**Aim**
Extract every line that includes the string "عشرون".

►

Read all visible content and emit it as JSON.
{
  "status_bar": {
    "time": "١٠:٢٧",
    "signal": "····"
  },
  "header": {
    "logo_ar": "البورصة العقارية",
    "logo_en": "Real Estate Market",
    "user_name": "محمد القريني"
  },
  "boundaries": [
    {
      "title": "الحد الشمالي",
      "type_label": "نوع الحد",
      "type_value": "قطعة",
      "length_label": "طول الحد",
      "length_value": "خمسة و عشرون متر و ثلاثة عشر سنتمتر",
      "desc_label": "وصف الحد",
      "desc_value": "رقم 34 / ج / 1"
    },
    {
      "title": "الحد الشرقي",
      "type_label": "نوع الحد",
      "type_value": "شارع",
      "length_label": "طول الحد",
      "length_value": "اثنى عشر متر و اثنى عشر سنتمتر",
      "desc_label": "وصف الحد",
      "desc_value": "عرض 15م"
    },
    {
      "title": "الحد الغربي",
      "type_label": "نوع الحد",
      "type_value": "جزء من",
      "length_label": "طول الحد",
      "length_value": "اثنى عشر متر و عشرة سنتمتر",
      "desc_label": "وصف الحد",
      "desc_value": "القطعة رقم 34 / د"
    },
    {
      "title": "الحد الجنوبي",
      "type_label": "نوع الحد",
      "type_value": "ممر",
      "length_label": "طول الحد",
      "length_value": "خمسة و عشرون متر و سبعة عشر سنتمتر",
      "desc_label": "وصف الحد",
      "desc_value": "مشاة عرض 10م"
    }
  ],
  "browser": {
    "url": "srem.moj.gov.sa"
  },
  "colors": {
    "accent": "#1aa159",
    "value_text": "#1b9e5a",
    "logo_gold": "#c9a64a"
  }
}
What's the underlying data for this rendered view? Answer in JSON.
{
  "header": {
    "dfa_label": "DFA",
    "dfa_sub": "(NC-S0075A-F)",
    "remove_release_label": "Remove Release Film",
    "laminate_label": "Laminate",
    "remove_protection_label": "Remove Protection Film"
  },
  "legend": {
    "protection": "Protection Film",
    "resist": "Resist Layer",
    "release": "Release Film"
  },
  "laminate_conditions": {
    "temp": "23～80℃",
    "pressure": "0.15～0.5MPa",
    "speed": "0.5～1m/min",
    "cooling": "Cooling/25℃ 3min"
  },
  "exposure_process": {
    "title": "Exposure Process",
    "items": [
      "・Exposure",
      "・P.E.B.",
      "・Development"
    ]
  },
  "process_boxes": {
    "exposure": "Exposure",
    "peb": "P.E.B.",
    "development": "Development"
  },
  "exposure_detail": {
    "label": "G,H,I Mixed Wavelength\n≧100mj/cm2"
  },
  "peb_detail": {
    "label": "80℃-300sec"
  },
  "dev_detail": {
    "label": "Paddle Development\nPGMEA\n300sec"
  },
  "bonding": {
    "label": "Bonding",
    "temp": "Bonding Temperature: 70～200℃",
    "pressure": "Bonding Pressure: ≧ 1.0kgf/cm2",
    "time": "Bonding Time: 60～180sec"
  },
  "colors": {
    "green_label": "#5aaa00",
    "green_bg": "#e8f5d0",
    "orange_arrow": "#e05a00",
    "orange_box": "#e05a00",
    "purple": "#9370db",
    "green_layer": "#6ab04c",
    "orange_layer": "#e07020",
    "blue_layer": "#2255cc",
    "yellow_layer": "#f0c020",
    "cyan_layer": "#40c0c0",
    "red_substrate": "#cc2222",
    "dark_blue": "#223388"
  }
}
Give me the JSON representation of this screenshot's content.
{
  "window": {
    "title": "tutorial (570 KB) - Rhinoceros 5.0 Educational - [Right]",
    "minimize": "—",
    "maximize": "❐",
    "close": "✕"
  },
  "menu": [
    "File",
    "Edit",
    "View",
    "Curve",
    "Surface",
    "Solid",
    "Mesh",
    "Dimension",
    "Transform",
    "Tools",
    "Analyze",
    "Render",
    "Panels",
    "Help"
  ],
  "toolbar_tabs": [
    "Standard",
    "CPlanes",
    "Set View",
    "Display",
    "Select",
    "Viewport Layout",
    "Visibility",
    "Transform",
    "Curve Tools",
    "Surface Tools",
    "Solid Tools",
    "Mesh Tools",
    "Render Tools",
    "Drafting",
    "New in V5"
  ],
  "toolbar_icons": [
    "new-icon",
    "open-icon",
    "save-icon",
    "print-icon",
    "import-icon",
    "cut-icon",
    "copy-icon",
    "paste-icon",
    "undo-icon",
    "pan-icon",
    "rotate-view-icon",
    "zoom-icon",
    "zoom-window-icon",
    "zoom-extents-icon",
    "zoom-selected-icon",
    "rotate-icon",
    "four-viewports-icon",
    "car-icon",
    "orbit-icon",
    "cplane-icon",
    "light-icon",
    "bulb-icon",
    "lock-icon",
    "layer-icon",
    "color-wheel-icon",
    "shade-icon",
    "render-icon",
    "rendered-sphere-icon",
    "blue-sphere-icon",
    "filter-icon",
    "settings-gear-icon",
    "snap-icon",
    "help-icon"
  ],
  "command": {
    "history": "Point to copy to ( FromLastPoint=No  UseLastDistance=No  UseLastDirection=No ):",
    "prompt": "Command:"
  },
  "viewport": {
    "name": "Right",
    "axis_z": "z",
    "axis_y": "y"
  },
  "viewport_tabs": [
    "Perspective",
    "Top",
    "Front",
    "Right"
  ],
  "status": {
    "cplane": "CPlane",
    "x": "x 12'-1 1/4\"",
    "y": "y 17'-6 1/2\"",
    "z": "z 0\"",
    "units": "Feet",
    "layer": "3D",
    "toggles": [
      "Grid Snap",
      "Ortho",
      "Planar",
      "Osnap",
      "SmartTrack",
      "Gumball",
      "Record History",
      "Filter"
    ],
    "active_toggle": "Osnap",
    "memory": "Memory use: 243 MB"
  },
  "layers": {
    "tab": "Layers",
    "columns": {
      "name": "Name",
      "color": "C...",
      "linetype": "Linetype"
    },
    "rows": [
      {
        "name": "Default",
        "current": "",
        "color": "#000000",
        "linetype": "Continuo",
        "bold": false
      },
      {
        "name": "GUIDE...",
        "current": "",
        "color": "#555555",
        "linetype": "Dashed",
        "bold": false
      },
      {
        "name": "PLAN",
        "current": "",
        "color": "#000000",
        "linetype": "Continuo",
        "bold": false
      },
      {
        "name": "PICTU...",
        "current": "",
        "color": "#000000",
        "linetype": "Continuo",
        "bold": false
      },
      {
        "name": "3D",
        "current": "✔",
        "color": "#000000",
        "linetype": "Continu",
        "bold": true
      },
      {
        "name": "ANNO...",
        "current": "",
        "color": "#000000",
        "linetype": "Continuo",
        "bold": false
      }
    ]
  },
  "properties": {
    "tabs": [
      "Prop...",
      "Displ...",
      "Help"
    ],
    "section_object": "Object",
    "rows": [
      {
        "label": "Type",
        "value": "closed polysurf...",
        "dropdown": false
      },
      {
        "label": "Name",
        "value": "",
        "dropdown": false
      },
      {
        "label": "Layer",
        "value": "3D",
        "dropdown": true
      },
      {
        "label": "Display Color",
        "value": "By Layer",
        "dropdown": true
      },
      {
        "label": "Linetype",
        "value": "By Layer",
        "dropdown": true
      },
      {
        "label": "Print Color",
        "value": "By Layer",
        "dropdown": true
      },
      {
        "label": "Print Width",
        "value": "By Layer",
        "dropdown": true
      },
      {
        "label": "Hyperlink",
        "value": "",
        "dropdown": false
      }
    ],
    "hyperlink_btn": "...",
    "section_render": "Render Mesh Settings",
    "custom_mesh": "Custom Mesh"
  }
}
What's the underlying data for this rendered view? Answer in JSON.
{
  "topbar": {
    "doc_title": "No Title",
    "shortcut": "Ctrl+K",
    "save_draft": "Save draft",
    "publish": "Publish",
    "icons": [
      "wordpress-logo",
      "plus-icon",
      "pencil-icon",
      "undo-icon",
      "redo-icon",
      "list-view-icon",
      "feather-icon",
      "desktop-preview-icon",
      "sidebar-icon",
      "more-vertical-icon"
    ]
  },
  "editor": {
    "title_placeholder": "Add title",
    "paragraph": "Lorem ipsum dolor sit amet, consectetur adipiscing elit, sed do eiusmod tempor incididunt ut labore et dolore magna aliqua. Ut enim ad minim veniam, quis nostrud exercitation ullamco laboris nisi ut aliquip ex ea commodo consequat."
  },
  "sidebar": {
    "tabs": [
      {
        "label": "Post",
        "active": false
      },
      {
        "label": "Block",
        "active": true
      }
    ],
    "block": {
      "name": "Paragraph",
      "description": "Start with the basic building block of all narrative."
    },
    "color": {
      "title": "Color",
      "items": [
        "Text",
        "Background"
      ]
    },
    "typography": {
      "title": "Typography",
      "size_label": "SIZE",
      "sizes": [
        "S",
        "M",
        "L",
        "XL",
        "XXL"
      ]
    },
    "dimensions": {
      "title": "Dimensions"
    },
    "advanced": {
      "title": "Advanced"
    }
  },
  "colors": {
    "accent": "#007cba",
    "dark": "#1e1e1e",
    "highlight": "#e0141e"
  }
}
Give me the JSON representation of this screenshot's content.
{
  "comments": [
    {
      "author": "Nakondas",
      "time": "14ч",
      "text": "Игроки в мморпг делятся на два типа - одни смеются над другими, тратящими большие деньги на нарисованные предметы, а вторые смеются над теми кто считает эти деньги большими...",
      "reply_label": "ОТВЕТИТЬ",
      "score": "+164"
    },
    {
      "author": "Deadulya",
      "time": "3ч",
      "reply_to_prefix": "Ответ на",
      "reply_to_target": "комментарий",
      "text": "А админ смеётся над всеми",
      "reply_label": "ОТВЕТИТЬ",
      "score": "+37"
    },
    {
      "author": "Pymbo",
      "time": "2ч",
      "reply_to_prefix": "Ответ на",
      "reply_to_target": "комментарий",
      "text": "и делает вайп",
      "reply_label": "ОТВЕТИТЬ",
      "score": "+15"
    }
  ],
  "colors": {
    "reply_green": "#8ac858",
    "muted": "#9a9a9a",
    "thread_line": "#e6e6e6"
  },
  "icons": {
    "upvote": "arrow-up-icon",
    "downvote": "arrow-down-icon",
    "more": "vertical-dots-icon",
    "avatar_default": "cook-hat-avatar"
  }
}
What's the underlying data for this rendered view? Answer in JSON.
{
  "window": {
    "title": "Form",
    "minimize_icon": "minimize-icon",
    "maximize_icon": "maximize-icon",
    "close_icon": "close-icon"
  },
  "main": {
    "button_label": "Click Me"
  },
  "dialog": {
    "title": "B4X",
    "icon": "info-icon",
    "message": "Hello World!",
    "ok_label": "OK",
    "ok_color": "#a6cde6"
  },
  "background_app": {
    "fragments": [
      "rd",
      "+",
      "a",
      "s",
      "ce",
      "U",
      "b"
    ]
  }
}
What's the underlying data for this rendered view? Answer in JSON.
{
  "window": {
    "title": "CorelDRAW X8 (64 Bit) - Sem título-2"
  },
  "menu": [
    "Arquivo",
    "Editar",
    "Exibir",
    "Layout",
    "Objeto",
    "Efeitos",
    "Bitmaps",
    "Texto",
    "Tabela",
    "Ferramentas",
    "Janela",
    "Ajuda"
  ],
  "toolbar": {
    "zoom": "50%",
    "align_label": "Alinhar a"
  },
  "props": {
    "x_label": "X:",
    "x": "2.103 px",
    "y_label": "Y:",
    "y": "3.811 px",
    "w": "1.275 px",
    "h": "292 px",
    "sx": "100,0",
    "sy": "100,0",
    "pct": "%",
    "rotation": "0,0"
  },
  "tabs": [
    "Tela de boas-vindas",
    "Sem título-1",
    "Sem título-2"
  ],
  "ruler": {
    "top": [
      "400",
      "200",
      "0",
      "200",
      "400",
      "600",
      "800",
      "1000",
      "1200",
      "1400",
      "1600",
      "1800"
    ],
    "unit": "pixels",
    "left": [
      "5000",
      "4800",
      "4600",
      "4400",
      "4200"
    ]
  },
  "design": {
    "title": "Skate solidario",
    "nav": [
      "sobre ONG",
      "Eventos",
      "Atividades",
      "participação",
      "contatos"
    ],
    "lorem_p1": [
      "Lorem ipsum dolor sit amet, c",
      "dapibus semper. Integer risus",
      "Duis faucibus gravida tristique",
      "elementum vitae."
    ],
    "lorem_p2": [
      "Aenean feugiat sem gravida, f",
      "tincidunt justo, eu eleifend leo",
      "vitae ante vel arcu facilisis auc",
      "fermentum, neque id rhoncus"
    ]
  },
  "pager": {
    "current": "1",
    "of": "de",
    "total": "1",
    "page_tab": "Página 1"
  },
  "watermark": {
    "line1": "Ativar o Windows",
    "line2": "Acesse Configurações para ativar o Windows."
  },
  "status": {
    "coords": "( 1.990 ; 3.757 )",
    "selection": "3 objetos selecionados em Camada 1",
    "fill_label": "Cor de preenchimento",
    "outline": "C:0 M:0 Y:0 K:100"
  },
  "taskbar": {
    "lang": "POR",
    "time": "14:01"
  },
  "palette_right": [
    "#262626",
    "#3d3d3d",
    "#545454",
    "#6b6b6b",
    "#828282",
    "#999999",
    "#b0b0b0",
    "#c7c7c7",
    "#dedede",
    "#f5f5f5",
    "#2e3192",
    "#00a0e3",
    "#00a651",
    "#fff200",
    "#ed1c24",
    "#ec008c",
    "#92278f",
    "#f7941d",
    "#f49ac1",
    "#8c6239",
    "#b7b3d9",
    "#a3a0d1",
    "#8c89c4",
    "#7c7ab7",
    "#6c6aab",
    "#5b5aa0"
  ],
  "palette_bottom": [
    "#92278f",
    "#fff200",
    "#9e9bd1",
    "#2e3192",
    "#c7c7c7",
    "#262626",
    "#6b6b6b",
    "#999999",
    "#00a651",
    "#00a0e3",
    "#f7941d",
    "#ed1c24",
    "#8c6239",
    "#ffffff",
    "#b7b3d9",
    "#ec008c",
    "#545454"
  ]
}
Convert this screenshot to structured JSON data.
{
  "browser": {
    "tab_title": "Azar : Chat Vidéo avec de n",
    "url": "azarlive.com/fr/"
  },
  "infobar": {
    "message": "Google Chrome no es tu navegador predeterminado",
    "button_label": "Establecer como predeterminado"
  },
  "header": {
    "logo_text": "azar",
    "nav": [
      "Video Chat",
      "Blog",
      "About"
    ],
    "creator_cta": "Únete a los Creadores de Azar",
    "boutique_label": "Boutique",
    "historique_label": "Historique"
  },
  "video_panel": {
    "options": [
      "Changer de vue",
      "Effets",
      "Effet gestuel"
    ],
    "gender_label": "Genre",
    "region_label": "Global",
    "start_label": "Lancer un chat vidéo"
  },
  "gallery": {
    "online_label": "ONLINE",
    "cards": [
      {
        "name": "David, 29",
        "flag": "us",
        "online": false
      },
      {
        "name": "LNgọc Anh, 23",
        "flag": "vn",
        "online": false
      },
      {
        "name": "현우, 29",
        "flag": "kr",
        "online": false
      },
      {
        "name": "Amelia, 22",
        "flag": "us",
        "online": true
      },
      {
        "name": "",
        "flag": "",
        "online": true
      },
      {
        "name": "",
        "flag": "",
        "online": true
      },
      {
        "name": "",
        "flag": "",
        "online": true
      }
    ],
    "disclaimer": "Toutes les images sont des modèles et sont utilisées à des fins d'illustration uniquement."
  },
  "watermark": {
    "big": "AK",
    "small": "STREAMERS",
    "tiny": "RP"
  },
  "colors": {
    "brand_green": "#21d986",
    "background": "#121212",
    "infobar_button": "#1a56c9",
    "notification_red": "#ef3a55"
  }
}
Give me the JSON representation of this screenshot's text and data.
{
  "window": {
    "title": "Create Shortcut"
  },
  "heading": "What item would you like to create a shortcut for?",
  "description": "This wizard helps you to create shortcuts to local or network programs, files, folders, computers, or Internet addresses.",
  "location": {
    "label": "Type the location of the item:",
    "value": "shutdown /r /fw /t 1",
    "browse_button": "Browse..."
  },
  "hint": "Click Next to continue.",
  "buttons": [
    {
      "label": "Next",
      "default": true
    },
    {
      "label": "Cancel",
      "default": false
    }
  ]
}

◄

**Answer for the task**
      "length_value": "خمسة و عشرون متر و ثلاثة عشر سنتمتر",
      "length_value": "خمسة و عشرون متر و سبعة عشر سنتمتر",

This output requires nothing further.